Problem to solve ::
Exactly repeat the material, dropping every picture from the copy.

---- Extracted records

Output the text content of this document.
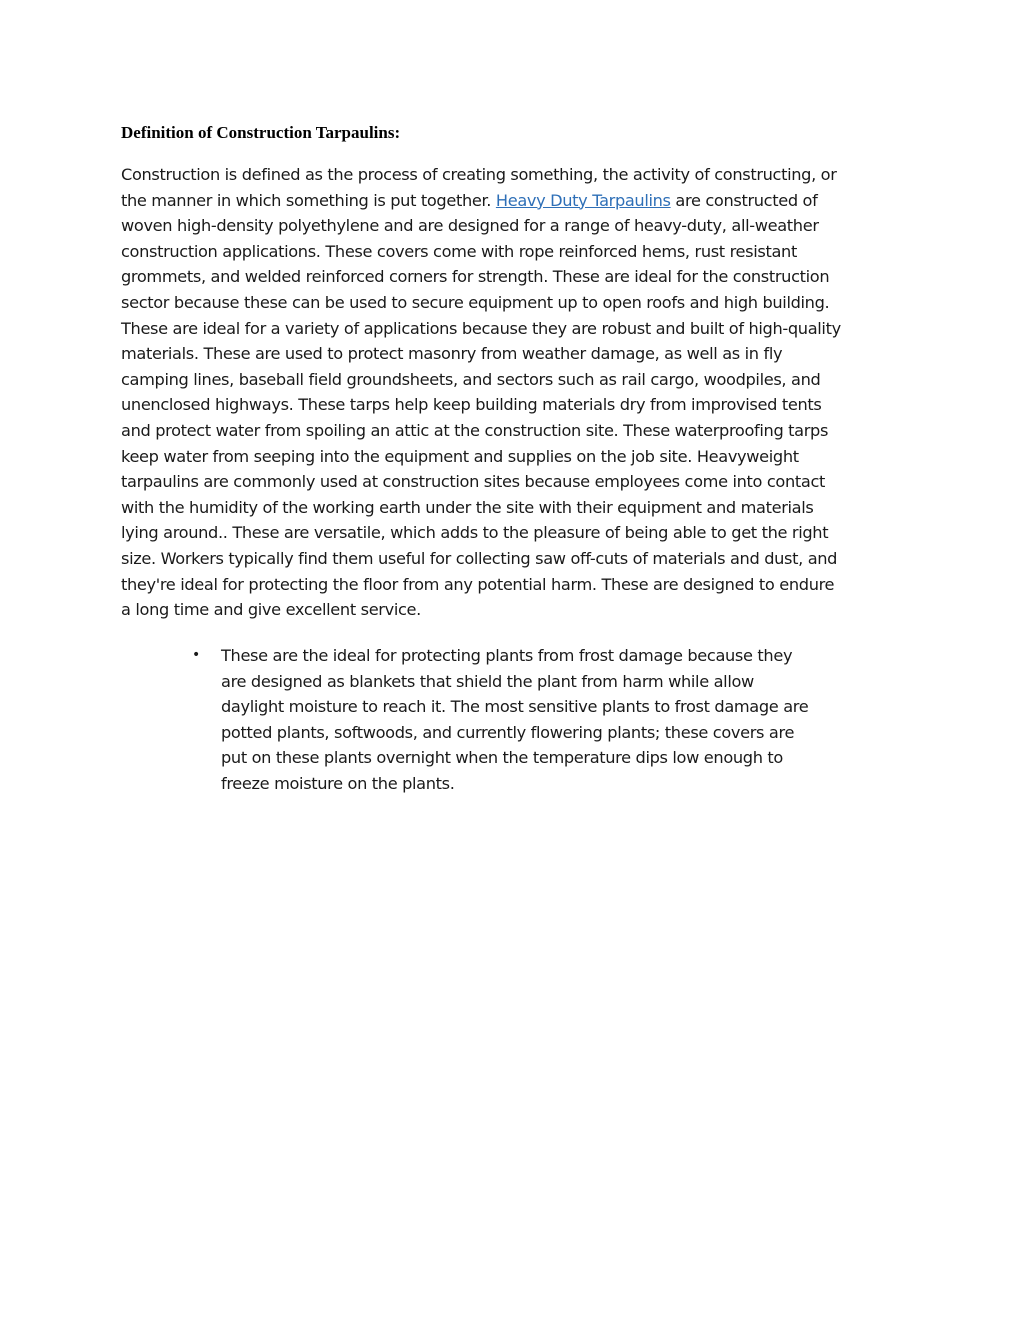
Definition of Construction Tarpaulins:
Construction is defined as the process of creating something, the activity of constructing, or
the manner in which something is put together. Heavy Duty Tarpaulins are constructed of
woven high-density polyethylene and are designed for a range of heavy-duty, all-weather
construction applications. These covers come with rope reinforced hems, rust resistant
grommets, and welded reinforced corners for strength. These are ideal for the construction
sector because these can be used to secure equipment up to open roofs and high building.
These are ideal for a variety of applications because they are robust and built of high-quality
materials. These are used to protect masonry from weather damage, as well as in fly
camping lines, baseball field groundsheets, and sectors such as rail cargo, woodpiles, and
unenclosed highways. These tarps help keep building materials dry from improvised tents
and protect water from spoiling an attic at the construction site. These waterproofing tarps
keep water from seeping into the equipment and supplies on the job site. Heavyweight
tarpaulins are commonly used at construction sites because employees come into contact
with the humidity of the working earth under the site with their equipment and materials
lying around.. These are versatile, which adds to the pleasure of being able to get the right
size. Workers typically find them useful for collecting saw off-cuts of materials and dust, and
they're ideal for protecting the floor from any potential harm. These are designed to endure
a long time and give excellent service.
• These are the ideal for protecting plants from frost damage because they
are designed as blankets that shield the plant from harm while allow
daylight moisture to reach it. The most sensitive plants to frost damage are
potted plants, softwoods, and currently flowering plants; these covers are
put on these plants overnight when the temperature dips low enough to
freeze moisture on the plants.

--------

Full output ::
Output the text content of this document.
Definition of Construction Tarpaulins:
Construction is defined as the process of creating something, the activity of constructing, or
the manner in which something is put together. Heavy Duty Tarpaulins are constructed of
woven high-density polyethylene and are designed for a range of heavy-duty, all-weather
construction applications. These covers come with rope reinforced hems, rust resistant
grommets, and welded reinforced corners for strength. These are ideal for the construction
sector because these can be used to secure equipment up to open roofs and high building.
These are ideal for a variety of applications because they are robust and built of high-quality
materials. These are used to protect masonry from weather damage, as well as in fly
camping lines, baseball field groundsheets, and sectors such as rail cargo, woodpiles, and
unenclosed highways. These tarps help keep building materials dry from improvised tents
and protect water from spoiling an attic at the construction site. These waterproofing tarps
keep water from seeping into the equipment and supplies on the job site. Heavyweight
tarpaulins are commonly used at construction sites because employees come into contact
with the humidity of the working earth under the site with their equipment and materials
lying around.. These are versatile, which adds to the pleasure of being able to get the right
size. Workers typically find them useful for collecting saw off-cuts of materials and dust, and
they're ideal for protecting the floor from any potential harm. These are designed to endure
a long time and give excellent service.
• These are the ideal for protecting plants from frost damage because they
are designed as blankets that shield the plant from harm while allow
daylight moisture to reach it. The most sensitive plants to frost damage are
potted plants, softwoods, and currently flowering plants; these covers are
put on these plants overnight when the temperature dips low enough to
freeze moisture on the plants.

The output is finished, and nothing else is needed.